Task statement: Set the following entries down again exactly, line by line.

Listing:

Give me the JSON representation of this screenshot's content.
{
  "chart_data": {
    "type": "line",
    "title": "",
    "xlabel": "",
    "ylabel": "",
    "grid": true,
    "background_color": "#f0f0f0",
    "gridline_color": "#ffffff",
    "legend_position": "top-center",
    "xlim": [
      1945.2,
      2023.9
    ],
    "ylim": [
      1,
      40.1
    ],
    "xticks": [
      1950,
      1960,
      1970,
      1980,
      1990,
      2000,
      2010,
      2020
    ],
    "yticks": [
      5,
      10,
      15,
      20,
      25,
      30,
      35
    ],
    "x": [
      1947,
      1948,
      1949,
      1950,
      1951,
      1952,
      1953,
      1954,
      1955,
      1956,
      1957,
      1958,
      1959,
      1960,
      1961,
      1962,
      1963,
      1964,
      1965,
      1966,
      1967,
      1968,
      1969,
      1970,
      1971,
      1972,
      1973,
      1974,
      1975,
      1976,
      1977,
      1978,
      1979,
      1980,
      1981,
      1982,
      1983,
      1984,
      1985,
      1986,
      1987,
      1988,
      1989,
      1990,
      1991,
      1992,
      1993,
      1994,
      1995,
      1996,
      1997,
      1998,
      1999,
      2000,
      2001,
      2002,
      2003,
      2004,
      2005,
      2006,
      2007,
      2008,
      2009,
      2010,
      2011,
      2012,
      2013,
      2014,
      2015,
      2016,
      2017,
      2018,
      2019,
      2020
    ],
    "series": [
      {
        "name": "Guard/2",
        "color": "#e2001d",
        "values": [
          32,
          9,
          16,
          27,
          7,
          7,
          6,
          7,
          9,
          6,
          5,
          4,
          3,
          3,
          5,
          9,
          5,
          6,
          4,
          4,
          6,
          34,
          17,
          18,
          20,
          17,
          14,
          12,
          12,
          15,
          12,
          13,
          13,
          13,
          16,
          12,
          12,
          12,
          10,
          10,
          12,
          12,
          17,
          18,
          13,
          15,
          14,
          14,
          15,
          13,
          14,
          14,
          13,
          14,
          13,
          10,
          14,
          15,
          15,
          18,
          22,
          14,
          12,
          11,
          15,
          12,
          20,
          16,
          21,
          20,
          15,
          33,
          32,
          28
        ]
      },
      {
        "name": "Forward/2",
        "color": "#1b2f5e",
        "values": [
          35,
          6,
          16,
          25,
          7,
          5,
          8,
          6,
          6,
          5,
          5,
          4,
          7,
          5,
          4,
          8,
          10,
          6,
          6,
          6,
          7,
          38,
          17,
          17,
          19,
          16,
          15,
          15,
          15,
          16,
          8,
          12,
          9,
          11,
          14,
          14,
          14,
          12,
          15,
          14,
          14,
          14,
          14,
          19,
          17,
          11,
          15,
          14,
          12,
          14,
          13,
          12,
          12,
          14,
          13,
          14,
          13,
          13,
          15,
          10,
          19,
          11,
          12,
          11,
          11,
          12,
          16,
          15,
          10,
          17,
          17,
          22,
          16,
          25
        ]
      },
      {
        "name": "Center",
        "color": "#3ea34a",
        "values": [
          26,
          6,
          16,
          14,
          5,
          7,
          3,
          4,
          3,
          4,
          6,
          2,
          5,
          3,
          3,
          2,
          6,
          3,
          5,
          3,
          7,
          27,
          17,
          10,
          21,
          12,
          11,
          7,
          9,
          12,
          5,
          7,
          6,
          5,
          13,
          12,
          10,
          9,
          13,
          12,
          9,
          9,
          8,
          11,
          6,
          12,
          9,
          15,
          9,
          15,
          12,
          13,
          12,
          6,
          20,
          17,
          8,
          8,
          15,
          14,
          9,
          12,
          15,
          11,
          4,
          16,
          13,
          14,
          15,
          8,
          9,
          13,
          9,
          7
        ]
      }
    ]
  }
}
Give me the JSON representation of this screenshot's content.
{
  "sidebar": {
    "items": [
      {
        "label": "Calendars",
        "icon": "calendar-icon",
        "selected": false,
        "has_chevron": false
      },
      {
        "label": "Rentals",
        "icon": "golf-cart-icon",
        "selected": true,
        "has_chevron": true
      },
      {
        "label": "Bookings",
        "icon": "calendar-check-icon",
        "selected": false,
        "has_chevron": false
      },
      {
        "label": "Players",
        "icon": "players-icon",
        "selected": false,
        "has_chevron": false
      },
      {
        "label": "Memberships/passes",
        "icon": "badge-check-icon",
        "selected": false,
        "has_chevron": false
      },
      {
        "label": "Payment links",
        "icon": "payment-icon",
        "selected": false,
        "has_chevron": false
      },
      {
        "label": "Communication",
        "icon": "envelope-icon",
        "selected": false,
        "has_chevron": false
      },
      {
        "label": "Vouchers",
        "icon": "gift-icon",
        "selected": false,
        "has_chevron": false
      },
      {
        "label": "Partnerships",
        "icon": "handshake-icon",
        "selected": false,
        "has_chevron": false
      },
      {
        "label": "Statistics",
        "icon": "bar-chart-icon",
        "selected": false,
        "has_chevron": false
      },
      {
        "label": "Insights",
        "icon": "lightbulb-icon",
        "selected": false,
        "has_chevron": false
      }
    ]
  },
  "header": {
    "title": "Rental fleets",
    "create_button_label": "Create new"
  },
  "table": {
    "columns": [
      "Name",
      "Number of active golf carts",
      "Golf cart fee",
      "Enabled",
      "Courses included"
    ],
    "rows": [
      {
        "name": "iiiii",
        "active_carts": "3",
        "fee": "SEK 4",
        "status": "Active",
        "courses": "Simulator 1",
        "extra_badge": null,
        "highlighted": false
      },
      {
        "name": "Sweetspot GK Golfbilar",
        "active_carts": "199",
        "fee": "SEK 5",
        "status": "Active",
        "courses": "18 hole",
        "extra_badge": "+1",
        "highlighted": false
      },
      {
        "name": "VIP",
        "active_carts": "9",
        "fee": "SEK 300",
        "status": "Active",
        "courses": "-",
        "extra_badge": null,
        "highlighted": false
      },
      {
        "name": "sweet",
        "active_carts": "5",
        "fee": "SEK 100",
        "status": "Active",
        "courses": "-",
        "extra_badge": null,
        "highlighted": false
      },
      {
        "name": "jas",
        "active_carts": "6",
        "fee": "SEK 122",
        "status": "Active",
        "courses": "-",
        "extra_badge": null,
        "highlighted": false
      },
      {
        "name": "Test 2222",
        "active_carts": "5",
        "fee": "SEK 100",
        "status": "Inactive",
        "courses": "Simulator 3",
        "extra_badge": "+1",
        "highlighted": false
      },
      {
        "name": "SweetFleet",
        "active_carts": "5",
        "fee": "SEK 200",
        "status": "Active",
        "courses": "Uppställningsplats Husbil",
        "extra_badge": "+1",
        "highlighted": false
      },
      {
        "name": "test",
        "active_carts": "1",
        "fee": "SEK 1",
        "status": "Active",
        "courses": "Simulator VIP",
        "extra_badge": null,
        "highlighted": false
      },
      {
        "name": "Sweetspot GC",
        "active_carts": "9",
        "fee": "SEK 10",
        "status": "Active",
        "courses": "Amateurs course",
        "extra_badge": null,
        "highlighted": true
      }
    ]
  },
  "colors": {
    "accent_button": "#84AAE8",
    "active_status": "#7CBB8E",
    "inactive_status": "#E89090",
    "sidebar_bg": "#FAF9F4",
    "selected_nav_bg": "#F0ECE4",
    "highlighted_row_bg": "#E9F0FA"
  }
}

Task response:
Give me the JSON representation of this screenshot's content.
{
  "chart_data": {
    "type": "line",
    "title": "",
    "xlabel": "",
    "ylabel": "",
    "grid": true,
    "background_color": "#f0f0f0",
    "gridline_color": "#ffffff",
    "legend_position": "top-center",
    "xlim": [
      1945.2,
      2023.9
    ],
    "ylim": [
      1,
      40.1
    ],
    "xticks": [
      1950,
      1960,
      1970,
      1980,
      1990,
      2000,
      2010,
      2020
    ],
    "yticks": [
      5,
      10,
      15,
      20,
      25,
      30,
      35
    ],
    "x": [
      1947,
      1948,
      1949,
      1950,
      1951,
      1952,
      1953,
      1954,
      1955,
      1956,
      1957,
      1958,
      1959,
      1960,
      1961,
      1962,
      1963,
      1964,
      1965,
      1966,
      1967,
      1968,
      1969,
      1970,
      1971,
      1972,
      1973,
      1974,
      1975,
      1976,
      1977,
      1978,
      1979,
      1980,
      1981,
      1982,
      1983,
      1984,
      1985,
      1986,
      1987,
      1988,
      1989,
      1990,
      1991,
      1992,
      1993,
      1994,
      1995,
      1996,
      1997,
      1998,
      1999,
      2000,
      2001,
      2002,
      2003,
      2004,
      2005,
      2006,
      2007,
      2008,
      2009,
      2010,
      2011,
      2012,
      2013,
      2014,
      2015,
      2016,
      2017,
      2018,
      2019,
      2020
    ],
    "series": [
      {
        "name": "Guard/2",
        "color": "#e2001d",
        "values": [
          32,
          9,
          16,
          27,
          7,
          7,
          6,
          7,
          9,
          6,
          5,
          4,
          3,
          3,
          5,
          9,
          5,
          6,
          4,
          4,
          6,
          34,
          17,
          18,
          20,
          17,
          14,
          12,
          12,
          15,
          12,
          13,
          13,
          13,
          16,
          12,
          12,
          12,
          10,
          10,
          12,
          12,
          17,
          18,
          13,
          15,
          14,
          14,
          15,
          13,
          14,
          14,
          13,
          14,
          13,
          10,
          14,
          15,
          15,
          18,
          22,
          14,
          12,
          11,
          15,
          12,
          20,
          16,
          21,
          20,
          15,
          33,
          32,
          28
        ]
      },
      {
        "name": "Forward/2",
        "color": "#1b2f5e",
        "values": [
          35,
          6,
          16,
          25,
          7,
          5,
          8,
          6,
          6,
          5,
          5,
          4,
          7,
          5,
          4,
          8,
          10,
          6,
          6,
          6,
          7,
          38,
          17,
          17,
          19,
          16,
          15,
          15,
          15,
          16,
          8,
          12,
          9,
          11,
          14,
          14,
          14,
          12,
          15,
          14,
          14,
          14,
          14,
          19,
          17,
          11,
          15,
          14,
          12,
          14,
          13,
          12,
          12,
          14,
          13,
          14,
          13,
          13,
          15,
          10,
          19,
          11,
          12,
          11,
          11,
          12,
          16,
          15,
          10,
          17,
          17,
          22,
          16,
          25
        ]
      },
      {
        "name": "Center",
        "color": "#3ea34a",
        "values": [
          26,
          6,
          16,
          14,
          5,
          7,
          3,
          4,
          3,
          4,
          6,
          2,
          5,
          3,
          3,
          2,
          6,
          3,
          5,
          3,
          7,
          27,
          17,
          10,
          21,
          12,
          11,
          7,
          9,
          12,
          5,
          7,
          6,
          5,
          13,
          12,
          10,
          9,
          13,
          12,
          9,
          9,
          8,
          11,
          6,
          12,
          9,
          15,
          9,
          15,
          12,
          13,
          12,
          6,
          20,
          17,
          8,
          8,
          15,
          14,
          9,
          12,
          15,
          11,
          4,
          16,
          13,
          14,
          15,
          8,
          9,
          13,
          9,
          7
        ]
      }
    ]
  }
}
Give me the JSON representation of this screenshot's content.
{
  "sidebar": {
    "items": [
      {
        "label": "Calendars",
        "icon": "calendar-icon",
        "selected": false,
        "has_chevron": false
      },
      {
        "label": "Rentals",
        "icon": "golf-cart-icon",
        "selected": true,
        "has_chevron": true
      },
      {
        "label": "Bookings",
        "icon": "calendar-check-icon",
        "selected": false,
        "has_chevron": false
      },
      {
        "label": "Players",
        "icon": "players-icon",
        "selected": false,
        "has_chevron": false
      },
      {
        "label": "Memberships/passes",
        "icon": "badge-check-icon",
        "selected": false,
        "has_chevron": false
      },
      {
        "label": "Payment links",
        "icon": "payment-icon",
        "selected": false,
        "has_chevron": false
      },
      {
        "label": "Communication",
        "icon": "envelope-icon",
        "selected": false,
        "has_chevron": false
      },
      {
        "label": "Vouchers",
        "icon": "gift-icon",
        "selected": false,
        "has_chevron": false
      },
      {
        "label": "Partnerships",
        "icon": "handshake-icon",
        "selected": false,
        "has_chevron": false
      },
      {
        "label": "Statistics",
        "icon": "bar-chart-icon",
        "selected": false,
        "has_chevron": false
      },
      {
        "label": "Insights",
        "icon": "lightbulb-icon",
        "selected": false,
        "has_chevron": false
      }
    ]
  },
  "header": {
    "title": "Rental fleets",
    "create_button_label": "Create new"
  },
  "table": {
    "columns": [
      "Name",
      "Number of active golf carts",
      "Golf cart fee",
      "Enabled",
      "Courses included"
    ],
    "rows": [
      {
        "name": "iiiii",
        "active_carts": "3",
        "fee": "SEK 4",
        "status": "Active",
        "courses": "Simulator 1",
        "extra_badge": null,
        "highlighted": false
      },
      {
        "name": "Sweetspot GK Golfbilar",
        "active_carts": "199",
        "fee": "SEK 5",
        "status": "Active",
        "courses": "18 hole",
        "extra_badge": "+1",
        "highlighted": false
      },
      {
        "name": "VIP",
        "active_carts": "9",
        "fee": "SEK 300",
        "status": "Active",
        "courses": "-",
        "extra_badge": null,
        "highlighted": false
      },
      {
        "name": "sweet",
        "active_carts": "5",
        "fee": "SEK 100",
        "status": "Active",
        "courses": "-",
        "extra_badge": null,
        "highlighted": false
      },
      {
        "name": "jas",
        "active_carts": "6",
        "fee": "SEK 122",
        "status": "Active",
        "courses": "-",
        "extra_badge": null,
        "highlighted": false
      },
      {
        "name": "Test 2222",
        "active_carts": "5",
        "fee": "SEK 100",
        "status": "Inactive",
        "courses": "Simulator 3",
        "extra_badge": "+1",
        "highlighted": false
      },
      {
        "name": "SweetFleet",
        "active_carts": "5",
        "fee": "SEK 200",
        "status": "Active",
        "courses": "Uppställningsplats Husbil",
        "extra_badge": "+1",
        "highlighted": false
      },
      {
        "name": "test",
        "active_carts": "1",
        "fee": "SEK 1",
        "status": "Active",
        "courses": "Simulator VIP",
        "extra_badge": null,
        "highlighted": false
      },
      {
        "name": "Sweetspot GC",
        "active_carts": "9",
        "fee": "SEK 10",
        "status": "Active",
        "courses": "Amateurs course",
        "extra_badge": null,
        "highlighted": true
      }
    ]
  },
  "colors": {
    "accent_button": "#84AAE8",
    "active_status": "#7CBB8E",
    "inactive_status": "#E89090",
    "sidebar_bg": "#FAF9F4",
    "selected_nav_bg": "#F0ECE4",
    "highlighted_row_bg": "#E9F0FA"
  }
}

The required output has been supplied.